• **SET TASK**:
Repeat the whole of the data, keeping every detail the same.
::: GIVEN ENTRIES
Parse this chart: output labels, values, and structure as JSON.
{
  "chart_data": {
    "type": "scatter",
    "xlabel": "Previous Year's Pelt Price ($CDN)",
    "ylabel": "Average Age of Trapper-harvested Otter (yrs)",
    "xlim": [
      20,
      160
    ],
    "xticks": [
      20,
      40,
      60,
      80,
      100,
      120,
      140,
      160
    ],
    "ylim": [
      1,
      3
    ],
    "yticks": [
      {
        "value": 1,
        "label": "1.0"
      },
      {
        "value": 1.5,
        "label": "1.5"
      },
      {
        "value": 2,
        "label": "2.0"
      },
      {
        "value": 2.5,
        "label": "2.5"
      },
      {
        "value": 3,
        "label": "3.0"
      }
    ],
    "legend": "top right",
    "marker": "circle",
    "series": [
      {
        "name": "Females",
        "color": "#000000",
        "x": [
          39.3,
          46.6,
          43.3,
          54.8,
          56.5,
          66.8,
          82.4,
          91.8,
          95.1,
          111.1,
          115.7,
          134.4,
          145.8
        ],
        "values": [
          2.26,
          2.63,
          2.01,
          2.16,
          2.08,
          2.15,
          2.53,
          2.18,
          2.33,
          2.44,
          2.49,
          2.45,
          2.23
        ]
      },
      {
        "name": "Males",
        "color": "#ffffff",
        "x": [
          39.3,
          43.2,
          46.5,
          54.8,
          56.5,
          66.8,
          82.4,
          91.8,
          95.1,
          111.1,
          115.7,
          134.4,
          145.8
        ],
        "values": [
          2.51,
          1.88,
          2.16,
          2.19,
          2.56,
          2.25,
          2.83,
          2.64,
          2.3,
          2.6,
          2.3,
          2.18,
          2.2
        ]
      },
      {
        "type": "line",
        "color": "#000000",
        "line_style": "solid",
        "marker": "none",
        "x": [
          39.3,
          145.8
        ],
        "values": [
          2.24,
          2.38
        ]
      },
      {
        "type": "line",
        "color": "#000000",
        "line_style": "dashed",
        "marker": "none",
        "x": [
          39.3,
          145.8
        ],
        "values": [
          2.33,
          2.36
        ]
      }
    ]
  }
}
::::::
• **EXERCISE RESULT**:
Parse this chart: output labels, values, and structure as JSON.
{
  "chart_data": {
    "type": "scatter",
    "xlabel": "Previous Year's Pelt Price ($CDN)",
    "ylabel": "Average Age of Trapper-harvested Otter (yrs)",
    "xlim": [
      20,
      160
    ],
    "xticks": [
      20,
      40,
      60,
      80,
      100,
      120,
      140,
      160
    ],
    "ylim": [
      1,
      3
    ],
    "yticks": [
      {
        "value": 1,
        "label": "1.0"
      },
      {
        "value": 1.5,
        "label": "1.5"
      },
      {
        "value": 2,
        "label": "2.0"
      },
      {
        "value": 2.5,
        "label": "2.5"
      },
      {
        "value": 3,
        "label": "3.0"
      }
    ],
    "legend": "top right",
    "marker": "circle",
    "series": [
      {
        "name": "Females",
        "color": "#000000",
        "x": [
          39.3,
          46.6,
          43.3,
          54.8,
          56.5,
          66.8,
          82.4,
          91.8,
          95.1,
          111.1,
          115.7,
          134.4,
          145.8
        ],
        "values": [
          2.26,
          2.63,
          2.01,
          2.16,
          2.08,
          2.15,
          2.53,
          2.18,
          2.33,
          2.44,
          2.49,
          2.45,
          2.23
        ]
      },
      {
        "name": "Males",
        "color": "#ffffff",
        "x": [
          39.3,
          43.2,
          46.5,
          54.8,
          56.5,
          66.8,
          82.4,
          91.8,
          95.1,
          111.1,
          115.7,
          134.4,
          145.8
        ],
        "values": [
          2.51,
          1.88,
          2.16,
          2.19,
          2.56,
          2.25,
          2.83,
          2.64,
          2.3,
          2.6,
          2.3,
          2.18,
          2.2
        ]
      },
      {
        "type": "line",
        "color": "#000000",
        "line_style": "solid",
        "marker": "none",
        "x": [
          39.3,
          145.8
        ],
        "values": [
          2.24,
          2.38
        ]
      },
      {
        "type": "line",
        "color": "#000000",
        "line_style": "dashed",
        "marker": "none",
        "x": [
          39.3,
          145.8
        ],
        "values": [
          2.33,
          2.36
        ]
      }
    ]
  }
}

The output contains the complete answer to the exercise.